Figure data in JSON
######
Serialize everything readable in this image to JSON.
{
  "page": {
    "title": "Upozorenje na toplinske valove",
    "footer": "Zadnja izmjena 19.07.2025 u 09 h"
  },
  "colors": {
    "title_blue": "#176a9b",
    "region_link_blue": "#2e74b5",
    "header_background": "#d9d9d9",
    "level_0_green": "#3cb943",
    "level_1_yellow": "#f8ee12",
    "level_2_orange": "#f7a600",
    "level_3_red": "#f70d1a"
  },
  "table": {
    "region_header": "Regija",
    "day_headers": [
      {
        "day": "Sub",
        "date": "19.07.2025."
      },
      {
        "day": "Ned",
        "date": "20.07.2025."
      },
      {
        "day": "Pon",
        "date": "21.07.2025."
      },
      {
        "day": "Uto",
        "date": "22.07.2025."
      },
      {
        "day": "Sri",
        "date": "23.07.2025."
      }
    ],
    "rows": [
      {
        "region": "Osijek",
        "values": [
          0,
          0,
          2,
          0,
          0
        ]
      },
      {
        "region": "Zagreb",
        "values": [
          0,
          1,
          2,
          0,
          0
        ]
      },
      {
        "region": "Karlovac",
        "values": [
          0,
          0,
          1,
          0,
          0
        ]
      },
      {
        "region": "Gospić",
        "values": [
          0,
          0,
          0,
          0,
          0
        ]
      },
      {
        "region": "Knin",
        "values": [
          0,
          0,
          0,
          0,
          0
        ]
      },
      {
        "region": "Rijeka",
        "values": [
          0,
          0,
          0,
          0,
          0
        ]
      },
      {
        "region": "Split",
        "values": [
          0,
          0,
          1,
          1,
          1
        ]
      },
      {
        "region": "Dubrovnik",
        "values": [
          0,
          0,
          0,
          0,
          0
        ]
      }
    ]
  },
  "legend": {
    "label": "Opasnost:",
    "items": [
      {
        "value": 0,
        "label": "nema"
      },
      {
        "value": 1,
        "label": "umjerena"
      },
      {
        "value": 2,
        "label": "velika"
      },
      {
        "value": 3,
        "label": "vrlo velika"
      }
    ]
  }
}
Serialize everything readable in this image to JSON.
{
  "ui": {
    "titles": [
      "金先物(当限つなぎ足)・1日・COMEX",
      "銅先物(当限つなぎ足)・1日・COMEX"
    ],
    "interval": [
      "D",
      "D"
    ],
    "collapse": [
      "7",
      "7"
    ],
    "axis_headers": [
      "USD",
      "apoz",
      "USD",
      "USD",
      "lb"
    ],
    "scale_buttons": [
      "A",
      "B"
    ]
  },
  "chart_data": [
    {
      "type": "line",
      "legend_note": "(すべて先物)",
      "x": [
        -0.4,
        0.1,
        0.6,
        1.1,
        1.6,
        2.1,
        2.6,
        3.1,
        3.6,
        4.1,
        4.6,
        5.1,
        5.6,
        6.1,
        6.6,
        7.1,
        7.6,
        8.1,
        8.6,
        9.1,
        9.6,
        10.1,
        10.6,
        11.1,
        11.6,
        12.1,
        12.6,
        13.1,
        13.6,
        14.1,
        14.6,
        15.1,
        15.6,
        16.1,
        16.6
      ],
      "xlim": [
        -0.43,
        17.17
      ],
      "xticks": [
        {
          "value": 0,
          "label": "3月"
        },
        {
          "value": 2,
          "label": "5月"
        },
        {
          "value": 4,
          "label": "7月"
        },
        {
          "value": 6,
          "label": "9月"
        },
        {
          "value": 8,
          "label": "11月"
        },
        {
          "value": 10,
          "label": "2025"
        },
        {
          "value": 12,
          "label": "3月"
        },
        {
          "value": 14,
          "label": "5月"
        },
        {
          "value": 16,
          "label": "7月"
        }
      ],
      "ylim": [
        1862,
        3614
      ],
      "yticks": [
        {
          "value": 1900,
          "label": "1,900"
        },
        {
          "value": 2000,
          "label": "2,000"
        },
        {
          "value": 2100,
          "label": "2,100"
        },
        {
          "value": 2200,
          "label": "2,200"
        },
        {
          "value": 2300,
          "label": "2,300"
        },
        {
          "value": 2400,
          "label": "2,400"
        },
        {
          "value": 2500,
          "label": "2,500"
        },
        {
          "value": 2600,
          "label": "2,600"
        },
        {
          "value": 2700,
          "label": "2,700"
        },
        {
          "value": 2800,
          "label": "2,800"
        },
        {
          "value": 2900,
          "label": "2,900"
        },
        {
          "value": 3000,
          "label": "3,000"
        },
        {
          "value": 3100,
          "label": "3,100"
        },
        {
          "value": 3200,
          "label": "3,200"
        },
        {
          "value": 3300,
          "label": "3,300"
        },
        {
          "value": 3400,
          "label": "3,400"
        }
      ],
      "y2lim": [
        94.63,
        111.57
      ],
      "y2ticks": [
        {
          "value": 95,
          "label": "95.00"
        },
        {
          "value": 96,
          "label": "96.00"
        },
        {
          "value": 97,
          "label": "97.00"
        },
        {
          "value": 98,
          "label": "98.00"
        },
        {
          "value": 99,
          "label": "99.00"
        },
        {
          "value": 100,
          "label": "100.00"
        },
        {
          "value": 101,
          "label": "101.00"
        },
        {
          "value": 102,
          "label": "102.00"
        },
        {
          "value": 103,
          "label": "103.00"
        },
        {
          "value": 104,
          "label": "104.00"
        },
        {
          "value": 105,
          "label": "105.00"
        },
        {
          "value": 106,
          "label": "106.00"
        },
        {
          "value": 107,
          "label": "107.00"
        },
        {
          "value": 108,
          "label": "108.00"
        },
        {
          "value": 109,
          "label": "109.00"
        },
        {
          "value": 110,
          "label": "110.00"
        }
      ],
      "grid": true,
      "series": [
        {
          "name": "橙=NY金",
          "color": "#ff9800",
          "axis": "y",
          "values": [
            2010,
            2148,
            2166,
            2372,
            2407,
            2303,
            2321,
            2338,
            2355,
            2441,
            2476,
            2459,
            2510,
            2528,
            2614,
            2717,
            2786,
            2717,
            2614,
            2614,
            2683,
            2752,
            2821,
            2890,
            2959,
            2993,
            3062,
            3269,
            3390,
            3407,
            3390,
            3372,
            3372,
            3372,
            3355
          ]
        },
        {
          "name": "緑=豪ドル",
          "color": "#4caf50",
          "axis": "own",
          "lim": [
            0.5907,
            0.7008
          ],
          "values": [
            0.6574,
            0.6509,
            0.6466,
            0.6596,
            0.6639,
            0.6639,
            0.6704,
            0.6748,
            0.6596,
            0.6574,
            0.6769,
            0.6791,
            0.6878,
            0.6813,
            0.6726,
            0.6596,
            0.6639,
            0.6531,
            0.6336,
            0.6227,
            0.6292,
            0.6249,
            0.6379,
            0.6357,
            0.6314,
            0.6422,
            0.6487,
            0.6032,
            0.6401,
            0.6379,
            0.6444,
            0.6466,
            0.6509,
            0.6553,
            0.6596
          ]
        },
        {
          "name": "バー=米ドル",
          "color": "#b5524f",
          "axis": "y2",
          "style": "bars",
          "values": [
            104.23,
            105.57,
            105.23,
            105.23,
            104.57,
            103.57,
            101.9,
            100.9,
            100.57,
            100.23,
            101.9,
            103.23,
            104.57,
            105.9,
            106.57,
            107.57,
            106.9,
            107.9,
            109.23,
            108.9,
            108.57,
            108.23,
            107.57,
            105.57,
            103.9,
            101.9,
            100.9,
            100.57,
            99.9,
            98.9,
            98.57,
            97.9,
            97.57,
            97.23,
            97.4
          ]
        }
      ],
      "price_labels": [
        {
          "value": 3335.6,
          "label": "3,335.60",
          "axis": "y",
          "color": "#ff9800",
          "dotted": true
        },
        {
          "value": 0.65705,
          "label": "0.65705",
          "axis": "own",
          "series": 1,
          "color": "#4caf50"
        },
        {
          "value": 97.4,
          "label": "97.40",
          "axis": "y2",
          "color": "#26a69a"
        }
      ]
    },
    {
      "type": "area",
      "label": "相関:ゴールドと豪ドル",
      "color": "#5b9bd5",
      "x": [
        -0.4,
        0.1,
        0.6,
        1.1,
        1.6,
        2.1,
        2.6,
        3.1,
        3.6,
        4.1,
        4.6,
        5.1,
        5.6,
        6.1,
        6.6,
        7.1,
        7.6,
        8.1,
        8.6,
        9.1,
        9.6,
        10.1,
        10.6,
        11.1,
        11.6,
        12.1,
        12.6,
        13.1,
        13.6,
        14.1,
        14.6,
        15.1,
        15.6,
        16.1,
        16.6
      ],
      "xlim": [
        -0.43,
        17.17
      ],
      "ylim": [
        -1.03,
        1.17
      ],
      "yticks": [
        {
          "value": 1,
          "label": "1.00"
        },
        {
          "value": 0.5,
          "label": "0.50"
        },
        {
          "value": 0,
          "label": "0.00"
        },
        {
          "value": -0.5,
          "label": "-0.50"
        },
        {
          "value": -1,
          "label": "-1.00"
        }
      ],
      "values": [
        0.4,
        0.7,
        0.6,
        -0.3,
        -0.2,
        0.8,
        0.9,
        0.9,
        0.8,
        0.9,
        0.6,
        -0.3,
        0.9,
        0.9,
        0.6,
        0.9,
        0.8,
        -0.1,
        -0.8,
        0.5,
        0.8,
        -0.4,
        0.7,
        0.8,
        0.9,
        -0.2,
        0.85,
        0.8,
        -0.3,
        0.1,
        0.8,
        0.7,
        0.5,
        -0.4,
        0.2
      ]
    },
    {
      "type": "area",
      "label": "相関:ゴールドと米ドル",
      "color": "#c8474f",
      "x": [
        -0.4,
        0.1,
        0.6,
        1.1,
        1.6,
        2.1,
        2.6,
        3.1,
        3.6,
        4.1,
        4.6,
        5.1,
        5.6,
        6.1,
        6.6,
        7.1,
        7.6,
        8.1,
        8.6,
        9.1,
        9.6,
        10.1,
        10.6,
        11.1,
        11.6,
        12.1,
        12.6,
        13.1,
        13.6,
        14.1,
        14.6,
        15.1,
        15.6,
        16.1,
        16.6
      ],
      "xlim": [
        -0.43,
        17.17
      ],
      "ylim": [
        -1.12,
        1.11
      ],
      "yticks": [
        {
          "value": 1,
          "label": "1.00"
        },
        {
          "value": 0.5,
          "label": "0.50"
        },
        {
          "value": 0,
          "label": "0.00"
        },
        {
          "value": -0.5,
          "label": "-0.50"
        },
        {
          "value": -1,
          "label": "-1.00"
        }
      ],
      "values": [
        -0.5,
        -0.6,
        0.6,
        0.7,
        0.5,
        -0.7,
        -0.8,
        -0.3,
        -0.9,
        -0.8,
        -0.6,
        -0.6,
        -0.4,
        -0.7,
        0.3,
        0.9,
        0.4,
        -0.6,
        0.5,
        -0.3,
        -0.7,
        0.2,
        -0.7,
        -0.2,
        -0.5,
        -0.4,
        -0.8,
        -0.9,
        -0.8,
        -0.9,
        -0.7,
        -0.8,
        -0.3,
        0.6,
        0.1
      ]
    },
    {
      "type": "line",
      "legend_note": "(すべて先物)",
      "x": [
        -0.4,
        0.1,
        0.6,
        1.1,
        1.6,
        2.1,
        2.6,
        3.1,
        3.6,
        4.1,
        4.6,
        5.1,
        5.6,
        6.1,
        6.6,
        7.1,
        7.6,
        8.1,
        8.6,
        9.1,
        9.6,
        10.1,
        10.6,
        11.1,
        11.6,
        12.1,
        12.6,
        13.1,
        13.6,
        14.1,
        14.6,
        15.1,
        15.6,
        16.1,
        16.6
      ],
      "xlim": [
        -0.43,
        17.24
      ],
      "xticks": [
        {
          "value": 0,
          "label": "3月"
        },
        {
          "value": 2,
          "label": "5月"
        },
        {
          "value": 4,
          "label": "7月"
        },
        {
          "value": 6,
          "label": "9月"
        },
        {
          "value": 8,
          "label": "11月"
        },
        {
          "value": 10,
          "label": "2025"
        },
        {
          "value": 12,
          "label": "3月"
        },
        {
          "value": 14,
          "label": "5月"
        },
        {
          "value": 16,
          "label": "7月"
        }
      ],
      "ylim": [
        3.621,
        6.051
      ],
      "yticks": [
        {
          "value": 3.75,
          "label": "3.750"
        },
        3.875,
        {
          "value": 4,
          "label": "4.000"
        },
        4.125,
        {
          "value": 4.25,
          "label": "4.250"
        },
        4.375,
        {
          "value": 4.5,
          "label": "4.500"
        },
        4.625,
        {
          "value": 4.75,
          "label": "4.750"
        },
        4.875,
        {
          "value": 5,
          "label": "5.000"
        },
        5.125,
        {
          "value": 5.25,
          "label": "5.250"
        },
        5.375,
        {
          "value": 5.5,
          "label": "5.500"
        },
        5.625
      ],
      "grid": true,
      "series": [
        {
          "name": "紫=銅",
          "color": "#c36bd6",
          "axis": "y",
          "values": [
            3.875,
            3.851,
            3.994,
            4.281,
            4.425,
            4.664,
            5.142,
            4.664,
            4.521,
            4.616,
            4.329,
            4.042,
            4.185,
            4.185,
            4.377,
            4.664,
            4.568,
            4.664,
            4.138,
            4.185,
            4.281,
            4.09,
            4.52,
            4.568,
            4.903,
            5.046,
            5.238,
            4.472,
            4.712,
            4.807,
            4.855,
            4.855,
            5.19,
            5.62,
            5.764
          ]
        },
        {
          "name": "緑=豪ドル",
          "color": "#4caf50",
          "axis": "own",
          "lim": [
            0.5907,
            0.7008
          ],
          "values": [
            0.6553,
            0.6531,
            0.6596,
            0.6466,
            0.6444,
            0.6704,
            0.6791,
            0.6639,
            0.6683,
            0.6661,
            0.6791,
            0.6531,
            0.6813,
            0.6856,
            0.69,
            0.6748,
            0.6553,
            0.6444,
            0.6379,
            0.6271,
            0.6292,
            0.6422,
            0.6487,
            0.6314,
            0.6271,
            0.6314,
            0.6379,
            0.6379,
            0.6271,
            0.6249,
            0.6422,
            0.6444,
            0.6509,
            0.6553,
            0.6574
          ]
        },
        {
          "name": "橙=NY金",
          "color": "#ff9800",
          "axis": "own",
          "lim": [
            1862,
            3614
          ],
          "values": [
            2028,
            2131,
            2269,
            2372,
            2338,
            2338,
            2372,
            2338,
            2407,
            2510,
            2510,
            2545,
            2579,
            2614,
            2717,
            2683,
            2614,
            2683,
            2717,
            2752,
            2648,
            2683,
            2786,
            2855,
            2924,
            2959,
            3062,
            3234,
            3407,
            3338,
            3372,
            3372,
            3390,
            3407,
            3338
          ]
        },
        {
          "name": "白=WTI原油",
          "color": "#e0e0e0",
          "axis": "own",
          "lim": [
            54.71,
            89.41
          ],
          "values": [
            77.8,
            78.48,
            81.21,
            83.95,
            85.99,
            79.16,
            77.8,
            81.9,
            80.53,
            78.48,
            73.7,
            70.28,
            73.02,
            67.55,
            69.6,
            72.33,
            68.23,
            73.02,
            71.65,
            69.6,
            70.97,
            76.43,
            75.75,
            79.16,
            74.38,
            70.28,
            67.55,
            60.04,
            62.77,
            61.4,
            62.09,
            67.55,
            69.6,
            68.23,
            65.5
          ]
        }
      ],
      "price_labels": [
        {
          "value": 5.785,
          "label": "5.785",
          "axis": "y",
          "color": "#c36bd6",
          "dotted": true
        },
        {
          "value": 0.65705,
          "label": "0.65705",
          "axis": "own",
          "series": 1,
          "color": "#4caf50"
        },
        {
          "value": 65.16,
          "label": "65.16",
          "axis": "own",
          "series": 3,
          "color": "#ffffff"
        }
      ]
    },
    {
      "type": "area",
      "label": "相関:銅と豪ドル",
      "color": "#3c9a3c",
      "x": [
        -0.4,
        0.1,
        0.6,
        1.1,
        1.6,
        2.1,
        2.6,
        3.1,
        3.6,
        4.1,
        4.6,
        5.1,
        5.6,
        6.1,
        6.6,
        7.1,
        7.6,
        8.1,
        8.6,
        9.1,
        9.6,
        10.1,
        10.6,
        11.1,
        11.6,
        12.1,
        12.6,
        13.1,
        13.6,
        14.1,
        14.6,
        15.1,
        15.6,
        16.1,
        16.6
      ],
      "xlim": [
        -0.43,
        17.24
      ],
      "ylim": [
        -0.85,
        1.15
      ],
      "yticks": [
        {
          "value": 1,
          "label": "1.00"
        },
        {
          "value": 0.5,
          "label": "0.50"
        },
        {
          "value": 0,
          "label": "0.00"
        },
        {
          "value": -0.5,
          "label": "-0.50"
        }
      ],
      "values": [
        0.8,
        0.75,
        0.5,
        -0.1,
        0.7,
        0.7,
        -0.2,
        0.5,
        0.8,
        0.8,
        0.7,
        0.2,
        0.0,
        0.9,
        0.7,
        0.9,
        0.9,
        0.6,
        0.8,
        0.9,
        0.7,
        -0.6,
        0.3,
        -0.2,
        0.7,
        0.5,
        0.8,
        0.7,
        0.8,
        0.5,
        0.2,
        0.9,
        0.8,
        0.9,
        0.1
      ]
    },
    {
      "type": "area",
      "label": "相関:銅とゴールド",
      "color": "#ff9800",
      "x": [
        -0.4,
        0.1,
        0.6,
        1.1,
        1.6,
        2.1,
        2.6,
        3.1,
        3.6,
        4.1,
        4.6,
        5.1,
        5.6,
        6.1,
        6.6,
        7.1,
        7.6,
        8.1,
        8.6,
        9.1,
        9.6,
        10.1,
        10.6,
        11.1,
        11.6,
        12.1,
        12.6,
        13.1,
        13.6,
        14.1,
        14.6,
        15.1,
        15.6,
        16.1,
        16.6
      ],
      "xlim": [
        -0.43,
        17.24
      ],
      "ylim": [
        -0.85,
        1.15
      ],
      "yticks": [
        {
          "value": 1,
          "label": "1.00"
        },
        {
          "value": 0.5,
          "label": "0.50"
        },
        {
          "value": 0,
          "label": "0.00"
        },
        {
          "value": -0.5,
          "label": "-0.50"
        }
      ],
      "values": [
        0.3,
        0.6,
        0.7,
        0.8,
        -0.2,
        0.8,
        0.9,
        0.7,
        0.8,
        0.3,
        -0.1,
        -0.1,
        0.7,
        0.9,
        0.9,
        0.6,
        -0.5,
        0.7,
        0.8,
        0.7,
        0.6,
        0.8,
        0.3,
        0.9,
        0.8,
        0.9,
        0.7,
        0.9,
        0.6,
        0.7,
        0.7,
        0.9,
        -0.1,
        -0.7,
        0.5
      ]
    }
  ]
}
######
The task: Count the lines of the data that contain the string "date", and reply with that number alone.

Response to the task: 5